Short problem
Can you print all of the lines below character for character, omitting the pictures?

Data shown
========================================================================

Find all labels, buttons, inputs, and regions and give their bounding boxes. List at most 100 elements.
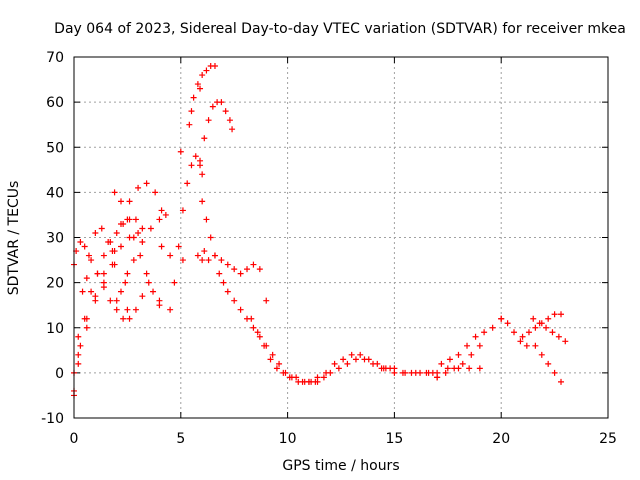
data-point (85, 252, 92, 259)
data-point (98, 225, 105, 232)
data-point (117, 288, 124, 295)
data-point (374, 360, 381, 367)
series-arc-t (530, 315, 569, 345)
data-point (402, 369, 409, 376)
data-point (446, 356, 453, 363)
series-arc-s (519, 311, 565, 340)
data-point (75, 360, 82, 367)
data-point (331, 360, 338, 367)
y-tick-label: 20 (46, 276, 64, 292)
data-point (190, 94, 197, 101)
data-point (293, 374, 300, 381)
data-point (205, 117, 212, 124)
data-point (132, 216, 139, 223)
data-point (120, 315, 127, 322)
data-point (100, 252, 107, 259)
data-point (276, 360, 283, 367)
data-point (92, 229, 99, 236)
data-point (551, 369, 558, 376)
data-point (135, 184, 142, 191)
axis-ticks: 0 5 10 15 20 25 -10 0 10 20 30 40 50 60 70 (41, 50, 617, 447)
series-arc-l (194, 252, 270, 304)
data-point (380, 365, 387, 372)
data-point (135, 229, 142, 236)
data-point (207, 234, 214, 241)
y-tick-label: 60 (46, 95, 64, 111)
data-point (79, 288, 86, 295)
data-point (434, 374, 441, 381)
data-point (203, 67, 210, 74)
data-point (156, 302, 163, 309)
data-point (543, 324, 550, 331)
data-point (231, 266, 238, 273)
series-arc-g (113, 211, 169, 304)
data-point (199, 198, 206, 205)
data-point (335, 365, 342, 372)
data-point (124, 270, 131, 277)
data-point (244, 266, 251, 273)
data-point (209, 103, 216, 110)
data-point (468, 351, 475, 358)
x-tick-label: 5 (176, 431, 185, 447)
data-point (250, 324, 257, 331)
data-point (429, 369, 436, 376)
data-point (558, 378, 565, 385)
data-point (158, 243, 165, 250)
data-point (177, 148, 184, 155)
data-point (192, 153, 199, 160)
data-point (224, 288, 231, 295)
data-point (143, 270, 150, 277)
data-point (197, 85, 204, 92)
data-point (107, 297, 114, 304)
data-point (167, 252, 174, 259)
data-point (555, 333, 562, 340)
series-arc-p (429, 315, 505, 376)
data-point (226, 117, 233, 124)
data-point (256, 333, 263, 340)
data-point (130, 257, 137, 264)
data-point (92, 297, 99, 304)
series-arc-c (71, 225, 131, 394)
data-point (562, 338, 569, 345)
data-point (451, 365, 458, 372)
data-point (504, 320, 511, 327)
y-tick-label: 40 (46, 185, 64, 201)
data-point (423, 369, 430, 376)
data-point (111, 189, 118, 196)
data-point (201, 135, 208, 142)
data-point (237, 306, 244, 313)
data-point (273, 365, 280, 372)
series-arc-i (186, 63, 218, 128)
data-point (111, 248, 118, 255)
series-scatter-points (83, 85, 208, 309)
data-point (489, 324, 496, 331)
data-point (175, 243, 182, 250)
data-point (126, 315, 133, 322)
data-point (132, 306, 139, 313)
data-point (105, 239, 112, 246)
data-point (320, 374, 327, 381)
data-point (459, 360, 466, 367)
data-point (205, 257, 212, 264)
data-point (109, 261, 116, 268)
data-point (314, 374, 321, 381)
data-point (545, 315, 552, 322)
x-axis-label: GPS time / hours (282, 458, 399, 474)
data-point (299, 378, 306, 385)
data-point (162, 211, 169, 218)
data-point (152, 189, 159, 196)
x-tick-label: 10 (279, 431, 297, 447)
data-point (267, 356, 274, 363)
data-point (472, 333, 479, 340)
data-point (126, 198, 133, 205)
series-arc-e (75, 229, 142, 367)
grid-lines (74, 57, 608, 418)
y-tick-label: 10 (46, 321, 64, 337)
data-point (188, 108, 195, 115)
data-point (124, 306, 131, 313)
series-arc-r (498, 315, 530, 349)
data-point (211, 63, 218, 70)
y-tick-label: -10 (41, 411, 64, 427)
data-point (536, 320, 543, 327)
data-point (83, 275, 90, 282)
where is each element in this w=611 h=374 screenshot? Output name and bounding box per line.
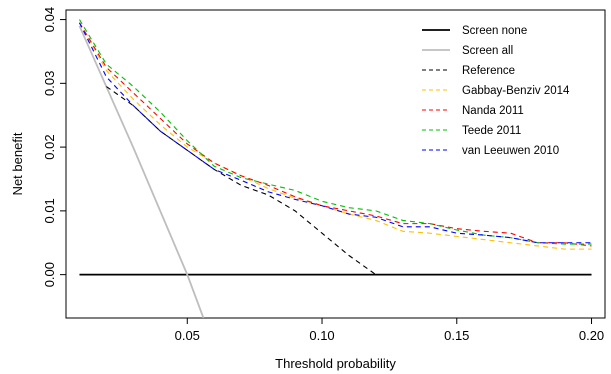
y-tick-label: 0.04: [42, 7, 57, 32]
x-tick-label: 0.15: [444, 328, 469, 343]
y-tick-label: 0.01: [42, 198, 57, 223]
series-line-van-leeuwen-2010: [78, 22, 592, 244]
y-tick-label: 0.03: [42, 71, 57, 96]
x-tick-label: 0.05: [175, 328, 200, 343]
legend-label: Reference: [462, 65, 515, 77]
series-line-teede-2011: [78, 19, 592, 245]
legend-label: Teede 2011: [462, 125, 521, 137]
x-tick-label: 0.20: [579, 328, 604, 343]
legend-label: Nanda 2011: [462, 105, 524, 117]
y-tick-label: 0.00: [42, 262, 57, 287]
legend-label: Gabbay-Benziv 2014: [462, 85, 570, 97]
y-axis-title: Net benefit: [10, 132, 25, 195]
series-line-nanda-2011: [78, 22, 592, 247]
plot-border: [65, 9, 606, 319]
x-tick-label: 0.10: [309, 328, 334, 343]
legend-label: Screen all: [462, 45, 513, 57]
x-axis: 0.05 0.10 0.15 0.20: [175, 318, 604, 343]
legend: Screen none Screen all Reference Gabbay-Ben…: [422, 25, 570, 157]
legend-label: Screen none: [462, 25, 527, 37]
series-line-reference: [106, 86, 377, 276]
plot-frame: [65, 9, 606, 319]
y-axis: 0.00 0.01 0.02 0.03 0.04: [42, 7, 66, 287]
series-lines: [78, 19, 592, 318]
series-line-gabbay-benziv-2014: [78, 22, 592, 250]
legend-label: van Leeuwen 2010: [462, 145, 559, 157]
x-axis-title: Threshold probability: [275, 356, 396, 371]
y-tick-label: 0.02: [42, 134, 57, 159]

========================================================================

Solution to this problem
Find all labels, buttons, inputs, and regions and give their bounding boxes. List at most 100 elements.
data-point (85, 252, 92, 259)
data-point (98, 225, 105, 232)
data-point (117, 288, 124, 295)
data-point (374, 360, 381, 367)
series-arc-t (530, 315, 569, 345)
data-point (402, 369, 409, 376)
data-point (446, 356, 453, 363)
series-arc-s (519, 311, 565, 340)
data-point (75, 360, 82, 367)
data-point (331, 360, 338, 367)
y-tick-label: 20 (46, 276, 64, 292)
data-point (190, 94, 197, 101)
data-point (293, 374, 300, 381)
data-point (205, 117, 212, 124)
data-point (132, 216, 139, 223)
data-point (120, 315, 127, 322)
data-point (100, 252, 107, 259)
data-point (276, 360, 283, 367)
data-point (92, 229, 99, 236)
data-point (551, 369, 558, 376)
data-point (135, 184, 142, 191)
axis-ticks: 0 5 10 15 20 25 -10 0 10 20 30 40 50 60 70 (41, 50, 617, 447)
series-arc-l (194, 252, 270, 304)
data-point (380, 365, 387, 372)
data-point (135, 229, 142, 236)
data-point (207, 234, 214, 241)
y-tick-label: 60 (46, 95, 64, 111)
data-point (79, 288, 86, 295)
data-point (434, 374, 441, 381)
data-point (203, 67, 210, 74)
data-point (156, 302, 163, 309)
data-point (543, 324, 550, 331)
data-point (231, 266, 238, 273)
series-arc-g (113, 211, 169, 304)
data-point (199, 198, 206, 205)
data-point (335, 365, 342, 372)
data-point (124, 270, 131, 277)
data-point (244, 266, 251, 273)
data-point (209, 103, 216, 110)
data-point (468, 351, 475, 358)
x-tick-label: 5 (176, 431, 185, 447)
data-point (250, 324, 257, 331)
data-point (429, 369, 436, 376)
data-point (558, 378, 565, 385)
data-point (158, 243, 165, 250)
data-point (177, 148, 184, 155)
data-point (192, 153, 199, 160)
data-point (224, 288, 231, 295)
data-point (143, 270, 150, 277)
data-point (197, 85, 204, 92)
data-point (107, 297, 114, 304)
data-point (167, 252, 174, 259)
data-point (555, 333, 562, 340)
series-arc-p (429, 315, 505, 376)
data-point (226, 117, 233, 124)
data-point (256, 333, 263, 340)
data-point (130, 257, 137, 264)
data-point (92, 297, 99, 304)
series-arc-c (71, 225, 131, 394)
data-point (562, 338, 569, 345)
data-point (451, 365, 458, 372)
data-point (504, 320, 511, 327)
y-tick-label: 40 (46, 185, 64, 201)
data-point (423, 369, 430, 376)
data-point (111, 189, 118, 196)
data-point (201, 135, 208, 142)
data-point (237, 306, 244, 313)
data-point (273, 365, 280, 372)
series-arc-i (186, 63, 218, 128)
data-point (111, 248, 118, 255)
series-scatter-points (83, 85, 208, 309)
data-point (489, 324, 496, 331)
data-point (175, 243, 182, 250)
data-point (126, 315, 133, 322)
data-point (132, 306, 139, 313)
data-point (105, 239, 112, 246)
data-point (320, 374, 327, 381)
data-point (459, 360, 466, 367)
data-point (205, 257, 212, 264)
data-point (109, 261, 116, 268)
data-point (314, 374, 321, 381)
data-point (545, 315, 552, 322)
x-axis-label: GPS time / hours (282, 458, 399, 474)
data-point (299, 378, 306, 385)
data-point (162, 211, 169, 218)
data-point (152, 189, 159, 196)
x-tick-label: 10 (279, 431, 297, 447)
data-point (267, 356, 274, 363)
data-point (472, 333, 479, 340)
data-point (126, 198, 133, 205)
series-arc-e (75, 229, 142, 367)
grid-lines (74, 57, 608, 418)
y-tick-label: 10 (46, 321, 64, 337)
data-point (188, 108, 195, 115)
data-point (124, 306, 131, 313)
series-arc-r (498, 315, 530, 349)
data-point (211, 63, 218, 70)
y-tick-label: -10 (41, 411, 64, 427)
data-point (536, 320, 543, 327)
data-point (83, 275, 90, 282)
where is each element in this w=611 h=374 screenshot? Output name and bounding box per line.
y-tick-label: 0.04: [42, 7, 57, 32]
x-tick-label: 0.15: [444, 328, 469, 343]
y-tick-label: 0.01: [42, 198, 57, 223]
series-line-van-leeuwen-2010: [78, 22, 592, 244]
y-tick-label: 0.03: [42, 71, 57, 96]
x-tick-label: 0.05: [175, 328, 200, 343]
legend-label: Reference: [462, 65, 515, 77]
series-line-teede-2011: [78, 19, 592, 245]
legend-label: Teede 2011: [462, 125, 521, 137]
x-tick-label: 0.20: [579, 328, 604, 343]
legend-label: Nanda 2011: [462, 105, 524, 117]
y-tick-label: 0.00: [42, 262, 57, 287]
legend-label: Gabbay-Benziv 2014: [462, 85, 570, 97]
y-axis-title: Net benefit: [10, 132, 25, 195]
series-line-nanda-2011: [78, 22, 592, 247]
plot-border: [65, 9, 606, 319]
x-tick-label: 0.10: [309, 328, 334, 343]
legend-label: Screen all: [462, 45, 513, 57]
x-axis: 0.05 0.10 0.15 0.20: [175, 318, 604, 343]
legend: Screen none Screen all Reference Gabbay-Ben…: [422, 25, 570, 157]
legend-label: Screen none: [462, 25, 527, 37]
series-line-reference: [106, 86, 377, 276]
plot-frame: [65, 9, 606, 319]
y-axis: 0.00 0.01 0.02 0.03 0.04: [42, 7, 66, 287]
series-lines: [78, 19, 592, 318]
series-line-gabbay-benziv-2014: [78, 22, 592, 250]
legend-label: van Leeuwen 2010: [462, 145, 559, 157]
x-axis-title: Threshold probability: [275, 356, 396, 371]
y-tick-label: 0.02: [42, 134, 57, 159]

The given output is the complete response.